| TASKS TO CARRY OUT |
1 - Change "alerts" to "notifications" in the part of the article on CyberWell's antisemitism database that runs from "CyberWell is now" up to and including "to be removed.", and write out that part with the change.
2 - Continue the article on CyberWell's open database of online antisemitism from the point where it stops.

| PAGE EXTRACT |
⁂
Non-profit fights online antisemitism with open database

CyberWell has launched what it describes as the “world’s first” live and open database of antisemitic content generated across Facebook, Twitter, Instagram, TikTok, and YouTube.

The non-profit company, established in 2022, aims to use technology to collect examples of antisemitism online so that it can be “studied and stopped”.

The news comes after HateAid and The European Union of Jewish Students (EUJS) filed a lawsuit against Twitter for failing to remove a series of antisemitic Tweets, some of which denied the holocaust.

The lawsuit says that six antisemitic comments, made after Elon Musk bought Twitter, were not taken down from the platform despite being reported to the social media giant.

CyberWell is now working with Bright Web Scraper IDE – through the Bright Initiative – to help with the automatic collection of data from social media platforms at scale.

The organisation then creates real-time alerts that are tailored for each social media platform and shared for them to "address and act upon".

CyberWell has already identified over 100,000 pieces of content based on key phrases and narratives guided by the working definition from the International Holocaust Remembrance Alliance (IHRA).

After identifying cases of antisemitism, the team then report infracting content and monitor how long it takes for that content to be removed.
⁂
| RECORD SET |
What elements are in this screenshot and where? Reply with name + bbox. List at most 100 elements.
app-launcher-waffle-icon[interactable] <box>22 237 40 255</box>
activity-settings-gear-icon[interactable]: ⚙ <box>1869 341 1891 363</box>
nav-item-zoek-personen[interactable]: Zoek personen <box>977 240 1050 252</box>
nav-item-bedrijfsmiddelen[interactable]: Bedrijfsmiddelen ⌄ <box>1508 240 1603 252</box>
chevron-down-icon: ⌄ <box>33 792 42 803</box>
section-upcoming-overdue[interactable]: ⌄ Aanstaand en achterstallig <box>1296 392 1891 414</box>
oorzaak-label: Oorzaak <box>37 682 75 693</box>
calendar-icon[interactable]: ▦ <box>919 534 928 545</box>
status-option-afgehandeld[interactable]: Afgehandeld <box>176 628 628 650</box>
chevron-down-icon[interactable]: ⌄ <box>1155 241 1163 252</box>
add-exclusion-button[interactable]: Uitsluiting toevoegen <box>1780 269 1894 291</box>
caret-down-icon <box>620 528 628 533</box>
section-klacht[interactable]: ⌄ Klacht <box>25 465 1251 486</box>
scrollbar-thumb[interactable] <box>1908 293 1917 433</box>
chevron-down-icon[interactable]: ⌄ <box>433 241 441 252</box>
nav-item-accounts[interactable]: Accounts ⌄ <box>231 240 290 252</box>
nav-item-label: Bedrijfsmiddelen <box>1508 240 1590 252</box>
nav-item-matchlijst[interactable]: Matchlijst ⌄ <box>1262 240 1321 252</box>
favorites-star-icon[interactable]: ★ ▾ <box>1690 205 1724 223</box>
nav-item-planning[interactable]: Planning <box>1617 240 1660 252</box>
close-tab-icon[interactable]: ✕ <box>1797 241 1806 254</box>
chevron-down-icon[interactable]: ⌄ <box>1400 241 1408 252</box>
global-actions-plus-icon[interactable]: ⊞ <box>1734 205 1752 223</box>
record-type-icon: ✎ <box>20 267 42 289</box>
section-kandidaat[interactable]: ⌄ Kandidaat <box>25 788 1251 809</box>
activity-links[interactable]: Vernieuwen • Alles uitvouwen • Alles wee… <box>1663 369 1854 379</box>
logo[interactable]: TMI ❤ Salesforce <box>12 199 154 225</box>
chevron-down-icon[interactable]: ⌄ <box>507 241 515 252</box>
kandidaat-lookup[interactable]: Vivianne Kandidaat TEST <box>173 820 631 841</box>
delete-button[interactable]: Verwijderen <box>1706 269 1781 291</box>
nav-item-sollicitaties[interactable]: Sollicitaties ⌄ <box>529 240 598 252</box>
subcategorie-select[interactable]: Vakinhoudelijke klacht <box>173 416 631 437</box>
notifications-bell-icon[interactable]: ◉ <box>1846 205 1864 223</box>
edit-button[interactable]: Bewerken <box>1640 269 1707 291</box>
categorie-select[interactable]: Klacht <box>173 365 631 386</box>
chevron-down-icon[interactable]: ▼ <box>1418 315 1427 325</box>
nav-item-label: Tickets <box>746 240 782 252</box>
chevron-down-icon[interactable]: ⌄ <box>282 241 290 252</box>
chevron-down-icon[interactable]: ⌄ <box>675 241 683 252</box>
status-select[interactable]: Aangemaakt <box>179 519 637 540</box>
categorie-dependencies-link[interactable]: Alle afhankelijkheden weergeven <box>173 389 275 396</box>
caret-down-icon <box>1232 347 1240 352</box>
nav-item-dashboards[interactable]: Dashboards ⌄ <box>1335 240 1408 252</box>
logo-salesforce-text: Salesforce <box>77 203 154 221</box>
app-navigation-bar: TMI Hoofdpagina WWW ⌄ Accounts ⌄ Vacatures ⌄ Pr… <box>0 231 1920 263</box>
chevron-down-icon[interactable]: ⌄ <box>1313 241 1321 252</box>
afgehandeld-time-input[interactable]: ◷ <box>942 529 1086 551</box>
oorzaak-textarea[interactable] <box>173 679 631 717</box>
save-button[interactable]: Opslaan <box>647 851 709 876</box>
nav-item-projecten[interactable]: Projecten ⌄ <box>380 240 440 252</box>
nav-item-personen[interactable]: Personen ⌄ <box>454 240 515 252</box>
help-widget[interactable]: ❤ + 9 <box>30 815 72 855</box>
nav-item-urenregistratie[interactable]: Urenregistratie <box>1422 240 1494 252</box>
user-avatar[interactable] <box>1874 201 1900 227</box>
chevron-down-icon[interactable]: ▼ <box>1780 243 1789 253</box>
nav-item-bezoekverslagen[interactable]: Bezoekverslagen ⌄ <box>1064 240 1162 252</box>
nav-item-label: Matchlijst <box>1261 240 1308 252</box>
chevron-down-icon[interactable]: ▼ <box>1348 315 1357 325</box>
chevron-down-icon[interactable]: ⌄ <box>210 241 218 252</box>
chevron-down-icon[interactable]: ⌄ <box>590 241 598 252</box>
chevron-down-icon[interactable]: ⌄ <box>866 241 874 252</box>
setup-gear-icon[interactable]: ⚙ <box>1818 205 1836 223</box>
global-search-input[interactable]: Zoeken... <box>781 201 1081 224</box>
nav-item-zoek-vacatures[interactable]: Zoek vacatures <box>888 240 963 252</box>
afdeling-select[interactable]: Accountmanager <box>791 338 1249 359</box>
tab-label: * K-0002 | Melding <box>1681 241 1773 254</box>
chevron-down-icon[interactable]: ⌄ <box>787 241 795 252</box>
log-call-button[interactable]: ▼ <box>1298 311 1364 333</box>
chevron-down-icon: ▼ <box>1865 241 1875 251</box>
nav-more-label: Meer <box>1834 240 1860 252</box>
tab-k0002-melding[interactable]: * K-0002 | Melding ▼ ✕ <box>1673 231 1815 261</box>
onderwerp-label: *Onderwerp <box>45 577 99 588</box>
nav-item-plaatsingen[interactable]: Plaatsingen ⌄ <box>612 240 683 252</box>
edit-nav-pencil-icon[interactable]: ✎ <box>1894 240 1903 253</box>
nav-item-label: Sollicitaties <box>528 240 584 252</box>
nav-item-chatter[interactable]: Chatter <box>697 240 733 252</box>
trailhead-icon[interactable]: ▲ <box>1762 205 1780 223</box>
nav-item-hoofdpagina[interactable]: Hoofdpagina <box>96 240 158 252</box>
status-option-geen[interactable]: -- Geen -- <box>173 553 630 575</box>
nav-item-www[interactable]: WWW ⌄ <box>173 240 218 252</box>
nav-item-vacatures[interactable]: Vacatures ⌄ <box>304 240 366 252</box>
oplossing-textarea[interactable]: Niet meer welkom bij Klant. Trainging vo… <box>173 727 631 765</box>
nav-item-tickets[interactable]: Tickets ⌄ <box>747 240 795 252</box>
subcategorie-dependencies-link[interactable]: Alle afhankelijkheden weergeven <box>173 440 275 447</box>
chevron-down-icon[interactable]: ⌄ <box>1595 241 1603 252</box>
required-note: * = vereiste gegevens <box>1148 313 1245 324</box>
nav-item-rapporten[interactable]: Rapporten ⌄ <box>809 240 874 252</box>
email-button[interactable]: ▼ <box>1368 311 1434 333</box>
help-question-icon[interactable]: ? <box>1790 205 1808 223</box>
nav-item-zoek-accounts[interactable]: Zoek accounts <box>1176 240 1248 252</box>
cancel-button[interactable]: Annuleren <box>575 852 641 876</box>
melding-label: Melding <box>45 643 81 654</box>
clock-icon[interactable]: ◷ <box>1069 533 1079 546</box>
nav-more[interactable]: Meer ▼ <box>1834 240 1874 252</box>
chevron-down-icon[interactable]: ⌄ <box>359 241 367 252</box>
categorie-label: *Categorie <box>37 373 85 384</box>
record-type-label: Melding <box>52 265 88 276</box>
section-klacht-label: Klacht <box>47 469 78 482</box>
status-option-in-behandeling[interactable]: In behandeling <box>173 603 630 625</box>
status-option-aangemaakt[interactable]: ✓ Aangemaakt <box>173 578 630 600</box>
⁂
| ACTIVITY ANSWERS |
1 -
CyberWell is now working with Bright Web Scraper IDE – through the Bright Initiative – to help with the automatic collection of data from social media platforms at scale.

The organisation then creates real-time notifications that are tailored for each social media platform and shared for them to "address and act upon".

CyberWell has already identified over 100,000 pieces of content based on key phrases and narratives guided by the working definition from the International Holocaust Remembrance Alliance (IHRA).

After identifying cases of antisemitism, the team then report infracting content and monitor how long it takes for that content to be removed.

2 -
Last year, CyberWell vetted and reported more than 2,000 instances of antisemitic content, identifying an average removal rate of around 24 per cent across the five platforms.

When Ye – formerly Kanye West – made several antisemitic comments last year, CyberWell found that this lead to an almost 128 per cent increase in antisemitic content vetted by the business compared with the previous month.

The CyberWell team also identified five antisemitic narratives and a series of hashtags (e.g #KanyeIsRight, #YeIsRight, #SynagogueOfSatan) that appeared in content supporting Ye or his statements.

“Since the social media channels themselves are failing to remove this dangerous content effectively, our initiative relies on public web data to identify, track and report hate content that is increasingly amplified by millions when left online,” said Tal-Or Cohen Montemayor, founder and executive director, CyberWell.“Access to open-source public social media data is key to stopping these escalating waves of hate.”